> [WHAT YOU WILL DO]: Output each entry below as it stands, leaving out every picture.

> [GIVEN ENTRIES]:
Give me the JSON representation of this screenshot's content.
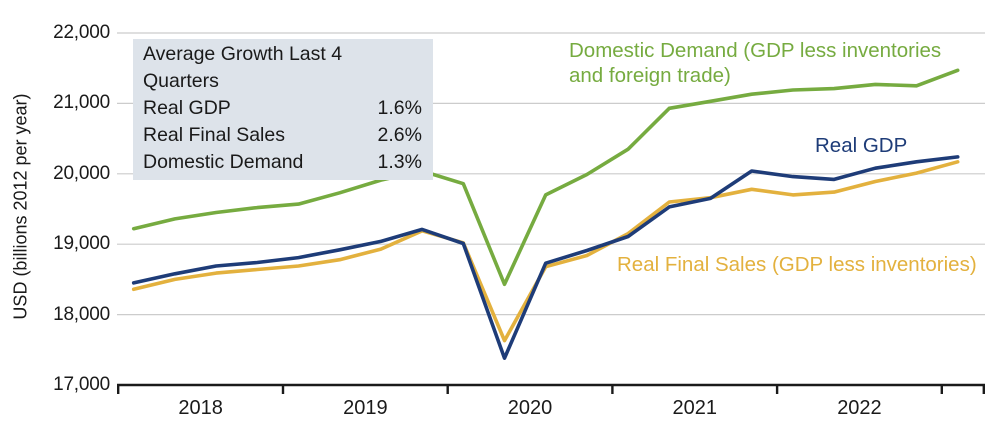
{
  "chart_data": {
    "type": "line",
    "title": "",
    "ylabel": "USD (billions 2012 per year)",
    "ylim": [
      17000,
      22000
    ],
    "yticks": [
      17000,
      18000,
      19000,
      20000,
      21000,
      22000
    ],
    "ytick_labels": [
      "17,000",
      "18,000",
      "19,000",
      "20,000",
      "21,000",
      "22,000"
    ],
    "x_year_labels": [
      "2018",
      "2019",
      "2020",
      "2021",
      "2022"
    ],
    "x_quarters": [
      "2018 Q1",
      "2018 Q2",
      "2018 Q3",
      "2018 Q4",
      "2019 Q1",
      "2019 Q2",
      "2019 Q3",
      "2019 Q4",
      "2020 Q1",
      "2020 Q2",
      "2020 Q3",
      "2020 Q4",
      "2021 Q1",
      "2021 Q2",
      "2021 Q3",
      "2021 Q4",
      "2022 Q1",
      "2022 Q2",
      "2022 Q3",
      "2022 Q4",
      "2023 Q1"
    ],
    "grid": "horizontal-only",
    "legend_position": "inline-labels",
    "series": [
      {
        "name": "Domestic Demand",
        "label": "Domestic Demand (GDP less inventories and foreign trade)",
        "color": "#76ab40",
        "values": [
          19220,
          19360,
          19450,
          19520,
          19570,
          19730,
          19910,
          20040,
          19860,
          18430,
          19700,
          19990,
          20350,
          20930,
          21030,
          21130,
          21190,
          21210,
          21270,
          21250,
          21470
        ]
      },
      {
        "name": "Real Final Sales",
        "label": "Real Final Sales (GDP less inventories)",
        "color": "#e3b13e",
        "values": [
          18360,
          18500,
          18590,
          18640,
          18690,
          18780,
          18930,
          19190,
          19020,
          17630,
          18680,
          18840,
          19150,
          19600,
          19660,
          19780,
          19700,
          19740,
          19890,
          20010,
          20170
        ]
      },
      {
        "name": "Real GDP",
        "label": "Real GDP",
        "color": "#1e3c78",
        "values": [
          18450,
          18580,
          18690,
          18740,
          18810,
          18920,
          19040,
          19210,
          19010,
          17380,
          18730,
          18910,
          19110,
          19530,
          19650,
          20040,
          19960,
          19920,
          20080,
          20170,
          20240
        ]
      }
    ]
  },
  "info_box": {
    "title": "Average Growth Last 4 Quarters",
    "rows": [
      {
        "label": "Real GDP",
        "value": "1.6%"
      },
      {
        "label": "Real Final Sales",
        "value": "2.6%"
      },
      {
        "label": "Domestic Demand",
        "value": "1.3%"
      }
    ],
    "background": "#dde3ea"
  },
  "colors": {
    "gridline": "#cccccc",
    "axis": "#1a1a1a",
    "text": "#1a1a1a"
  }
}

> [SOLUTION TO THE EXERCISE]:
Give me the JSON representation of this screenshot's content.
{
  "chart_data": {
    "type": "line",
    "title": "",
    "ylabel": "USD (billions 2012 per year)",
    "ylim": [
      17000,
      22000
    ],
    "yticks": [
      17000,
      18000,
      19000,
      20000,
      21000,
      22000
    ],
    "ytick_labels": [
      "17,000",
      "18,000",
      "19,000",
      "20,000",
      "21,000",
      "22,000"
    ],
    "x_year_labels": [
      "2018",
      "2019",
      "2020",
      "2021",
      "2022"
    ],
    "x_quarters": [
      "2018 Q1",
      "2018 Q2",
      "2018 Q3",
      "2018 Q4",
      "2019 Q1",
      "2019 Q2",
      "2019 Q3",
      "2019 Q4",
      "2020 Q1",
      "2020 Q2",
      "2020 Q3",
      "2020 Q4",
      "2021 Q1",
      "2021 Q2",
      "2021 Q3",
      "2021 Q4",
      "2022 Q1",
      "2022 Q2",
      "2022 Q3",
      "2022 Q4",
      "2023 Q1"
    ],
    "grid": "horizontal-only",
    "legend_position": "inline-labels",
    "series": [
      {
        "name": "Domestic Demand",
        "label": "Domestic Demand (GDP less inventories and foreign trade)",
        "color": "#76ab40",
        "values": [
          19220,
          19360,
          19450,
          19520,
          19570,
          19730,
          19910,
          20040,
          19860,
          18430,
          19700,
          19990,
          20350,
          20930,
          21030,
          21130,
          21190,
          21210,
          21270,
          21250,
          21470
        ]
      },
      {
        "name": "Real Final Sales",
        "label": "Real Final Sales (GDP less inventories)",
        "color": "#e3b13e",
        "values": [
          18360,
          18500,
          18590,
          18640,
          18690,
          18780,
          18930,
          19190,
          19020,
          17630,
          18680,
          18840,
          19150,
          19600,
          19660,
          19780,
          19700,
          19740,
          19890,
          20010,
          20170
        ]
      },
      {
        "name": "Real GDP",
        "label": "Real GDP",
        "color": "#1e3c78",
        "values": [
          18450,
          18580,
          18690,
          18740,
          18810,
          18920,
          19040,
          19210,
          19010,
          17380,
          18730,
          18910,
          19110,
          19530,
          19650,
          20040,
          19960,
          19920,
          20080,
          20170,
          20240
        ]
      }
    ]
  },
  "info_box": {
    "title": "Average Growth Last 4 Quarters",
    "rows": [
      {
        "label": "Real GDP",
        "value": "1.6%"
      },
      {
        "label": "Real Final Sales",
        "value": "2.6%"
      },
      {
        "label": "Domestic Demand",
        "value": "1.3%"
      }
    ],
    "background": "#dde3ea"
  },
  "colors": {
    "gridline": "#cccccc",
    "axis": "#1a1a1a",
    "text": "#1a1a1a"
  }
}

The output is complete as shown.